(REQUEST) Write out every entry exactly as given, but omit the pictures.
** start **
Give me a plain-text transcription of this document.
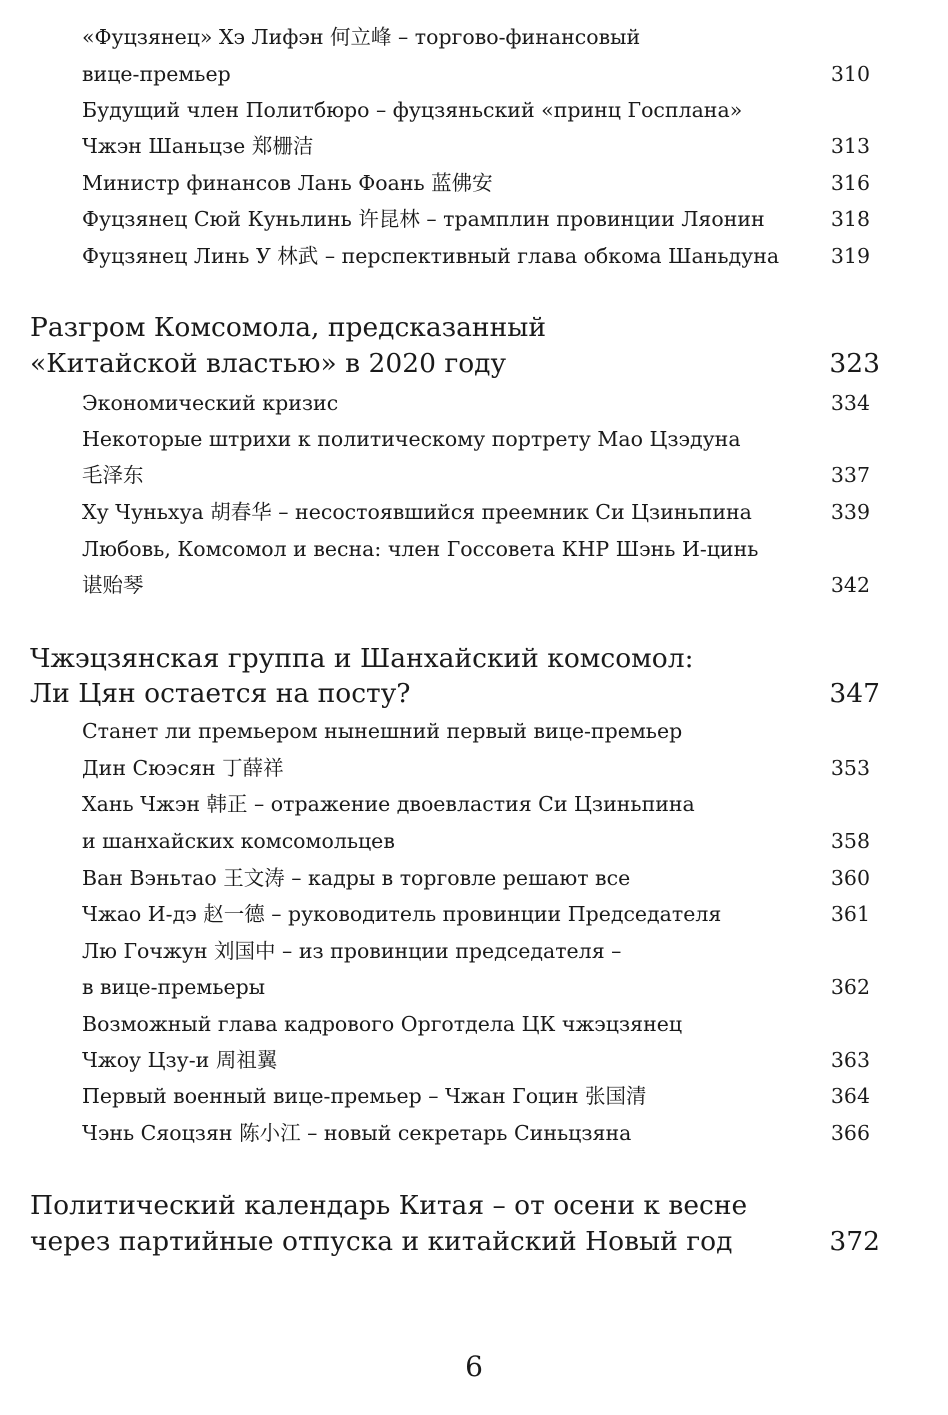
«Фуцзянец» Хэ Лифэн 何立峰 – торгово-финансовый
вице-премьер	310
Будущий член Политбюро – фуцзяньский «принц Госплана»
Чжэн Шаньцзе 郑栅洁	313
Министр финансов Лань Фоань 蓝佛安	316
Фуцзянец Сюй Куньлинь 许昆林 – трамплин провинции Ляонин	318
Фуцзянец Линь У 林武 – перспективный глава обкома Шаньдуна	319
Разгром Комсомола, предсказанный
«Китайской властью» в 2020 году	323
Экономический кризис	334
Некоторые штрихи к политическому портрету Мао Цзэдуна
毛泽东	337
Ху Чуньхуа 胡春华 – несостоявшийся преемник Си Цзиньпина	339
Любовь, Комсомол и весна: член Госсовета КНР Шэнь И-цинь
谌贻琴	342
Чжэцзянская группа и Шанхайский комсомол:
Ли Цян остается на посту?	347
Станет ли премьером нынешний первый вице-премьер
Дин Сюэсян 丁薛祥	353
Хань Чжэн 韩正 – отражение двоевластия Си Цзиньпина
и шанхайских комсомольцев	358
Ван Вэньтао 王文涛 – кадры в торговле решают все	360
Чжао И-дэ 赵一德 – руководитель провинции Председателя	361
Лю Гочжун 刘国中 – из провинции председателя –
в вице-премьеры	362
Возможный глава кадрового Орготдела ЦК чжэцзянец
Чжоу Цзу-и 周祖翼	363
Первый военный вице-премьер – Чжан Гоцин 张国清	364
Чэнь Сяоцзян 陈小江 – новый секретарь Синьцзяна	366
Политический календарь Китая – от осени к весне
через партийные отпуска и китайский Новый год	372
6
** end **
(RESPONSE TO THIS EXERCISE)
Give me a plain-text transcription of this document.
«Фуцзянец» Хэ Лифэн 何立峰 – торгово-финансовый
вице-премьер	310
Будущий член Политбюро – фуцзяньский «принц Госплана»
Чжэн Шаньцзе 郑栅洁	313
Министр финансов Лань Фоань 蓝佛安	316
Фуцзянец Сюй Куньлинь 许昆林 – трамплин провинции Ляонин	318
Фуцзянец Линь У 林武 – перспективный глава обкома Шаньдуна	319
Разгром Комсомола, предсказанный
«Китайской властью» в 2020 году	323
Экономический кризис	334
Некоторые штрихи к политическому портрету Мао Цзэдуна
毛泽东	337
Ху Чуньхуа 胡春华 – несостоявшийся преемник Си Цзиньпина	339
Любовь, Комсомол и весна: член Госсовета КНР Шэнь И-цинь
谌贻琴	342
Чжэцзянская группа и Шанхайский комсомол:
Ли Цян остается на посту?	347
Станет ли премьером нынешний первый вице-премьер
Дин Сюэсян 丁薛祥	353
Хань Чжэн 韩正 – отражение двоевластия Си Цзиньпина
и шанхайских комсомольцев	358
Ван Вэньтао 王文涛 – кадры в торговле решают все	360
Чжао И-дэ 赵一德 – руководитель провинции Председателя	361
Лю Гочжун 刘国中 – из провинции председателя –
в вице-премьеры	362
Возможный глава кадрового Орготдела ЦК чжэцзянец
Чжоу Цзу-и 周祖翼	363
Первый военный вице-премьер – Чжан Гоцин 张国清	364
Чэнь Сяоцзян 陈小江 – новый секретарь Синьцзяна	366
Политический календарь Китая – от осени к весне
через партийные отпуска и китайский Новый год	372
6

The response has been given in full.